Task statement
Reproduce the data below in full and exclude every picture.

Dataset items
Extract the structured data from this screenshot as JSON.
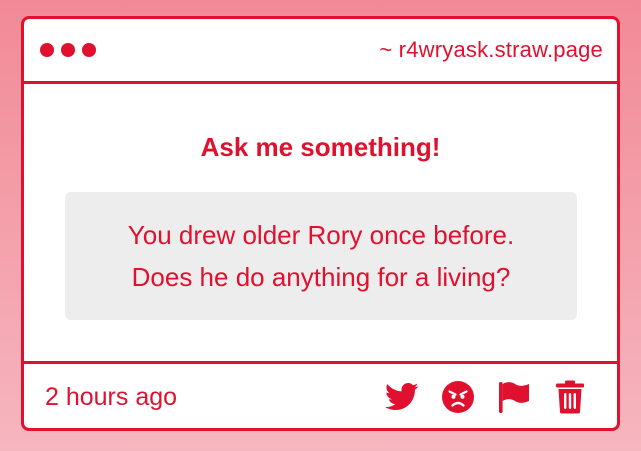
{
  "window": {
    "url_label": "~ r4wryask.straw.page"
  },
  "main": {
    "heading": "Ask me something!",
    "question_line1": "You drew older Rory once before.",
    "question_line2": "Does he do anything for a living?"
  },
  "footer": {
    "timestamp": "2 hours ago",
    "actions": [
      {
        "icon": "twitter-icon"
      },
      {
        "icon": "angry-face-icon"
      },
      {
        "icon": "flag-icon"
      },
      {
        "icon": "trash-icon"
      }
    ]
  },
  "colors": {
    "accent": "#e0112e",
    "question_bg": "#eeedee",
    "background_top": "#f18a96",
    "background_bottom": "#f6b6bf"
  }
}
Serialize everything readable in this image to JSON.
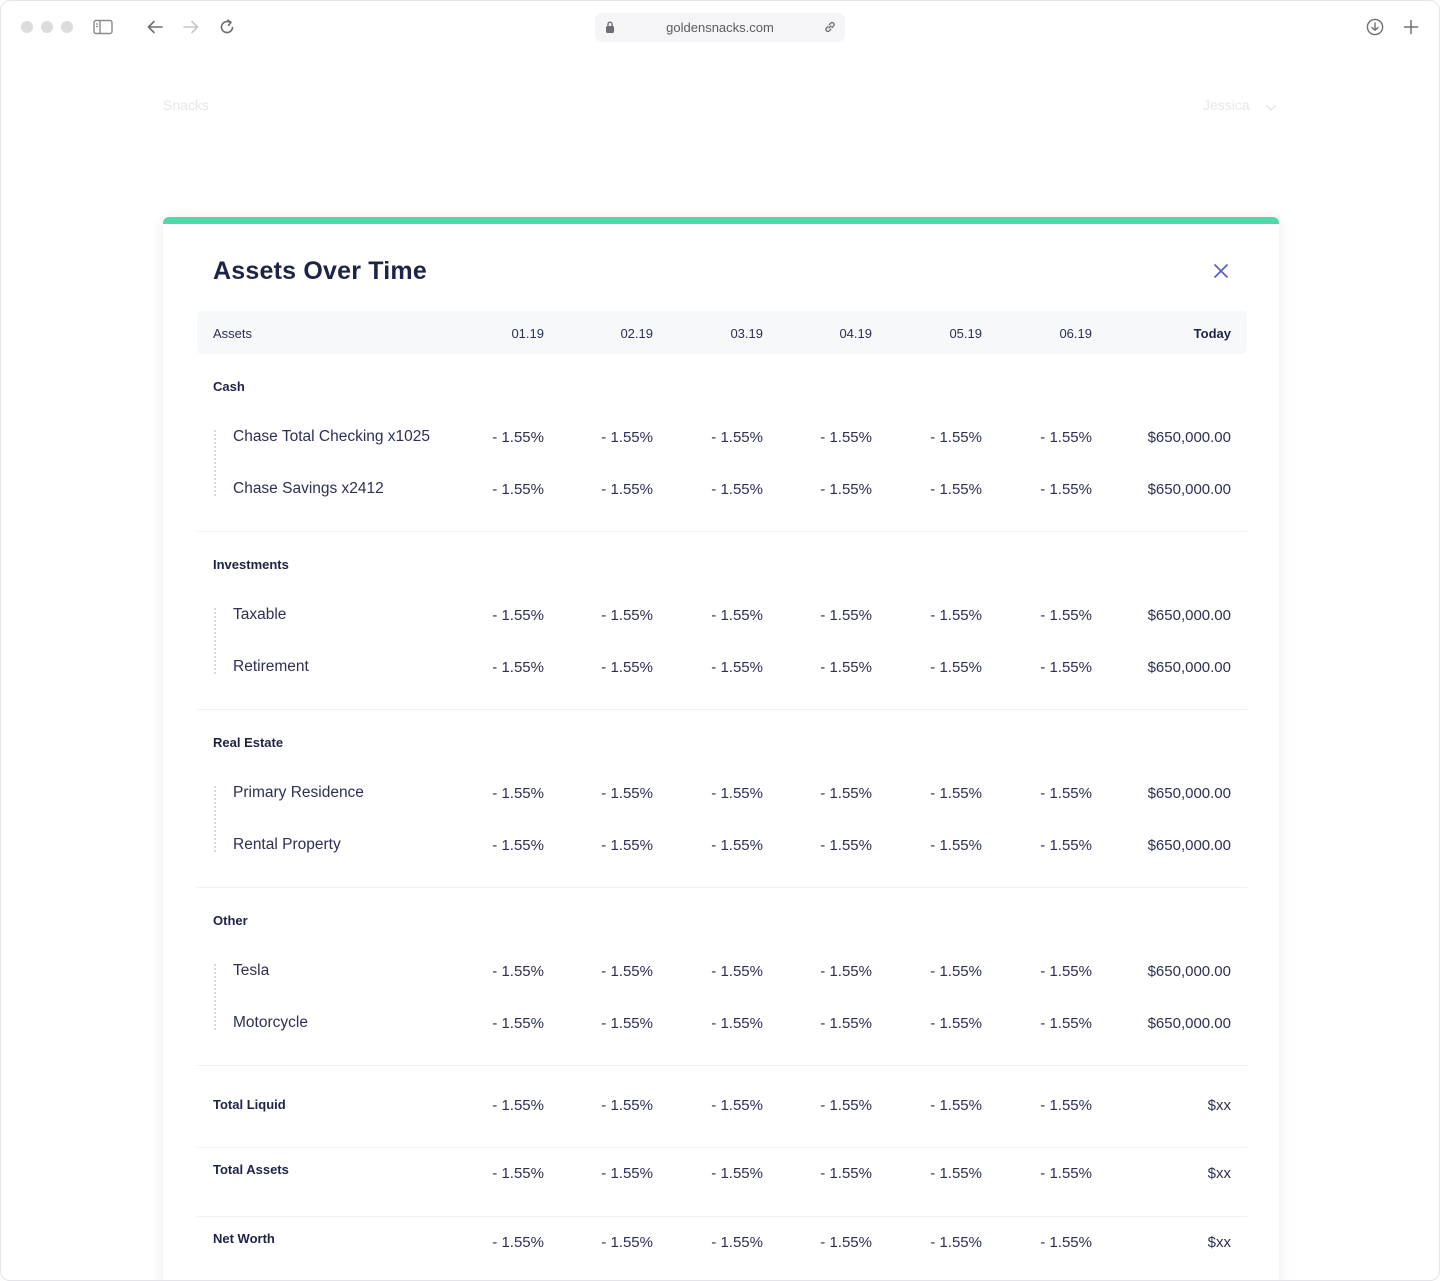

The completed task
Extract the structured data from this screenshot as JSON.
{
  "window": {
    "url_label": "~ r4wryask.straw.page"
  },
  "main": {
    "heading": "Ask me something!",
    "question_line1": "You drew older Rory once before.",
    "question_line2": "Does he do anything for a living?"
  },
  "footer": {
    "timestamp": "2 hours ago",
    "actions": [
      {
        "icon": "twitter-icon"
      },
      {
        "icon": "angry-face-icon"
      },
      {
        "icon": "flag-icon"
      },
      {
        "icon": "trash-icon"
      }
    ]
  },
  "colors": {
    "accent": "#e0112e",
    "question_bg": "#eeedee",
    "background_top": "#f18a96",
    "background_bottom": "#f6b6bf"
  }
}
Serialize everything readable in this image to JSON.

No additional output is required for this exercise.